_Instructions for the task_
Without omitting anything, retype the data that follows.

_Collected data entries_

********

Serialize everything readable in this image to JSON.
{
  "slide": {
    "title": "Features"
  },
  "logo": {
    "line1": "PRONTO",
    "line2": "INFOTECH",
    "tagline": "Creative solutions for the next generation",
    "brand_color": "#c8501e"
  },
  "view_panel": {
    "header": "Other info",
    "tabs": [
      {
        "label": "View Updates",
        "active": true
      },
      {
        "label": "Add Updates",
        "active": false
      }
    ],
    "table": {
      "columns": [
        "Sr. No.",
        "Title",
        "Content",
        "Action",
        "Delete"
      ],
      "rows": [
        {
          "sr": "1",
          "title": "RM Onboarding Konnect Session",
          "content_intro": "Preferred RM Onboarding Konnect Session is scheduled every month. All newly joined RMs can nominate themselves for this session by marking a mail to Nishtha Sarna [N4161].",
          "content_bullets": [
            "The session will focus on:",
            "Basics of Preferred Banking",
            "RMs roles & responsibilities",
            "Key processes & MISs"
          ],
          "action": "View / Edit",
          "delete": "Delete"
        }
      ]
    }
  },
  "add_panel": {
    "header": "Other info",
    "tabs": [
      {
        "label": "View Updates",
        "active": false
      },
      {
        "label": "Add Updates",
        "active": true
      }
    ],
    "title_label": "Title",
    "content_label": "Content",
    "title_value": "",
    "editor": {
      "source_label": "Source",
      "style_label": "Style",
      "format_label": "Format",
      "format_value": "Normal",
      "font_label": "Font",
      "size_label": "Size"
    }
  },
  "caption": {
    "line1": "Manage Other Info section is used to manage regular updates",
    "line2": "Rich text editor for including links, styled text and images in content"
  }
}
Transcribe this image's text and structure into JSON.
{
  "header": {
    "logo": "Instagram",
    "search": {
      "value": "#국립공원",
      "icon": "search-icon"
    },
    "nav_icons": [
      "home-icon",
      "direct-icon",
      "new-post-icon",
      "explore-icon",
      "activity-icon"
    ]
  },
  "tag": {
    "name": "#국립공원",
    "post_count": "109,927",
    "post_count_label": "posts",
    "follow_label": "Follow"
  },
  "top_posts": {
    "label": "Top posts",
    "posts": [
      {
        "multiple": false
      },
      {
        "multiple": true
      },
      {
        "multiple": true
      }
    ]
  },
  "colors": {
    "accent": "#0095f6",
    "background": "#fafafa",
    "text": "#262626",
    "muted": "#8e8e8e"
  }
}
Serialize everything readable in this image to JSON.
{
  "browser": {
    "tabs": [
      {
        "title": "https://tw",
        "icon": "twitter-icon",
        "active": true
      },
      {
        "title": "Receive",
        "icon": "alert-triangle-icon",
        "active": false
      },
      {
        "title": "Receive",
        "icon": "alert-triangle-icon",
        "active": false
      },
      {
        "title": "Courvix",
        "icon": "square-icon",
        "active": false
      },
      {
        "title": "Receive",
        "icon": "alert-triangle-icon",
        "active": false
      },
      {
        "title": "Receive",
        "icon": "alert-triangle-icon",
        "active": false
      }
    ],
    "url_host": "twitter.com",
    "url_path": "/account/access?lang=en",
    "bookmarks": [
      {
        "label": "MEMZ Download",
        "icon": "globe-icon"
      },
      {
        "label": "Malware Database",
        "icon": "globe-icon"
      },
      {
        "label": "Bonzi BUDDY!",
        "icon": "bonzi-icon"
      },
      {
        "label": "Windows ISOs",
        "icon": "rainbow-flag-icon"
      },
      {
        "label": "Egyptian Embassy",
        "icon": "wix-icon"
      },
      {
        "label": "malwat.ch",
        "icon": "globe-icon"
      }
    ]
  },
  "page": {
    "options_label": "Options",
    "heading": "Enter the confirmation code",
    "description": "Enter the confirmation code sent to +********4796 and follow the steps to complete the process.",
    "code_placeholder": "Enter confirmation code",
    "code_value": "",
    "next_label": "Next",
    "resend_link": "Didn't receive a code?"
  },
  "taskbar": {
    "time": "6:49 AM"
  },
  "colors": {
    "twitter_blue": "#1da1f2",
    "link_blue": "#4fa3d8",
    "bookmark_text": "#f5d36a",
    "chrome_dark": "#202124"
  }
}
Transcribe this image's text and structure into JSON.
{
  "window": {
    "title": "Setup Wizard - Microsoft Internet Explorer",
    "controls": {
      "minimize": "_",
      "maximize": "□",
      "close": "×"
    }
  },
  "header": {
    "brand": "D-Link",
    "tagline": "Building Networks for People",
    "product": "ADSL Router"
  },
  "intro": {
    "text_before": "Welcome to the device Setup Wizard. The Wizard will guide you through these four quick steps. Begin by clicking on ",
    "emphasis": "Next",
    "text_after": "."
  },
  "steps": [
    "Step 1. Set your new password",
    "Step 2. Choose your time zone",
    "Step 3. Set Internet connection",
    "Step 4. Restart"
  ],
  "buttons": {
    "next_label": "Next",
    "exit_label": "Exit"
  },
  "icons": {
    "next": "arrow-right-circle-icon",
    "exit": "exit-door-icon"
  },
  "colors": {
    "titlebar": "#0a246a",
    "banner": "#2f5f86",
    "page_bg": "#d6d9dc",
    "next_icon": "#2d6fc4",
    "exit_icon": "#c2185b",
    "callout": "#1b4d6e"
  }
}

********

_Result_
Serialize everything readable in this image to JSON.
{
  "slide": {
    "title": "Features"
  },
  "logo": {
    "line1": "PRONTO",
    "line2": "INFOTECH",
    "tagline": "Creative solutions for the next generation",
    "brand_color": "#c8501e"
  },
  "view_panel": {
    "header": "Other info",
    "tabs": [
      {
        "label": "View Updates",
        "active": true
      },
      {
        "label": "Add Updates",
        "active": false
      }
    ],
    "table": {
      "columns": [
        "Sr. No.",
        "Title",
        "Content",
        "Action",
        "Delete"
      ],
      "rows": [
        {
          "sr": "1",
          "title": "RM Onboarding Konnect Session",
          "content_intro": "Preferred RM Onboarding Konnect Session is scheduled every month. All newly joined RMs can nominate themselves for this session by marking a mail to Nishtha Sarna [N4161].",
          "content_bullets": [
            "The session will focus on:",
            "Basics of Preferred Banking",
            "RMs roles & responsibilities",
            "Key processes & MISs"
          ],
          "action": "View / Edit",
          "delete": "Delete"
        }
      ]
    }
  },
  "add_panel": {
    "header": "Other info",
    "tabs": [
      {
        "label": "View Updates",
        "active": false
      },
      {
        "label": "Add Updates",
        "active": true
      }
    ],
    "title_label": "Title",
    "content_label": "Content",
    "title_value": "",
    "editor": {
      "source_label": "Source",
      "style_label": "Style",
      "format_label": "Format",
      "format_value": "Normal",
      "font_label": "Font",
      "size_label": "Size"
    }
  },
  "caption": {
    "line1": "Manage Other Info section is used to manage regular updates",
    "line2": "Rich text editor for including links, styled text and images in content"
  }
}
Transcribe this image's text and structure into JSON.
{
  "header": {
    "logo": "Instagram",
    "search": {
      "value": "#국립공원",
      "icon": "search-icon"
    },
    "nav_icons": [
      "home-icon",
      "direct-icon",
      "new-post-icon",
      "explore-icon",
      "activity-icon"
    ]
  },
  "tag": {
    "name": "#국립공원",
    "post_count": "109,927",
    "post_count_label": "posts",
    "follow_label": "Follow"
  },
  "top_posts": {
    "label": "Top posts",
    "posts": [
      {
        "multiple": false
      },
      {
        "multiple": true
      },
      {
        "multiple": true
      }
    ]
  },
  "colors": {
    "accent": "#0095f6",
    "background": "#fafafa",
    "text": "#262626",
    "muted": "#8e8e8e"
  }
}
Serialize everything readable in this image to JSON.
{
  "browser": {
    "tabs": [
      {
        "title": "https://tw",
        "icon": "twitter-icon",
        "active": true
      },
      {
        "title": "Receive",
        "icon": "alert-triangle-icon",
        "active": false
      },
      {
        "title": "Receive",
        "icon": "alert-triangle-icon",
        "active": false
      },
      {
        "title": "Courvix",
        "icon": "square-icon",
        "active": false
      },
      {
        "title": "Receive",
        "icon": "alert-triangle-icon",
        "active": false
      },
      {
        "title": "Receive",
        "icon": "alert-triangle-icon",
        "active": false
      }
    ],
    "url_host": "twitter.com",
    "url_path": "/account/access?lang=en",
    "bookmarks": [
      {
        "label": "MEMZ Download",
        "icon": "globe-icon"
      },
      {
        "label": "Malware Database",
        "icon": "globe-icon"
      },
      {
        "label": "Bonzi BUDDY!",
        "icon": "bonzi-icon"
      },
      {
        "label": "Windows ISOs",
        "icon": "rainbow-flag-icon"
      },
      {
        "label": "Egyptian Embassy",
        "icon": "wix-icon"
      },
      {
        "label": "malwat.ch",
        "icon": "globe-icon"
      }
    ]
  },
  "page": {
    "options_label": "Options",
    "heading": "Enter the confirmation code",
    "description": "Enter the confirmation code sent to +********4796 and follow the steps to complete the process.",
    "code_placeholder": "Enter confirmation code",
    "code_value": "",
    "next_label": "Next",
    "resend_link": "Didn't receive a code?"
  },
  "taskbar": {
    "time": "6:49 AM"
  },
  "colors": {
    "twitter_blue": "#1da1f2",
    "link_blue": "#4fa3d8",
    "bookmark_text": "#f5d36a",
    "chrome_dark": "#202124"
  }
}
Transcribe this image's text and structure into JSON.
{
  "window": {
    "title": "Setup Wizard - Microsoft Internet Explorer",
    "controls": {
      "minimize": "_",
      "maximize": "□",
      "close": "×"
    }
  },
  "header": {
    "brand": "D-Link",
    "tagline": "Building Networks for People",
    "product": "ADSL Router"
  },
  "intro": {
    "text_before": "Welcome to the device Setup Wizard. The Wizard will guide you through these four quick steps. Begin by clicking on ",
    "emphasis": "Next",
    "text_after": "."
  },
  "steps": [
    "Step 1. Set your new password",
    "Step 2. Choose your time zone",
    "Step 3. Set Internet connection",
    "Step 4. Restart"
  ],
  "buttons": {
    "next_label": "Next",
    "exit_label": "Exit"
  },
  "icons": {
    "next": "arrow-right-circle-icon",
    "exit": "exit-door-icon"
  },
  "colors": {
    "titlebar": "#0a246a",
    "banner": "#2f5f86",
    "page_bg": "#d6d9dc",
    "next_icon": "#2d6fc4",
    "exit_icon": "#c2185b",
    "callout": "#1b4d6e"
  }
}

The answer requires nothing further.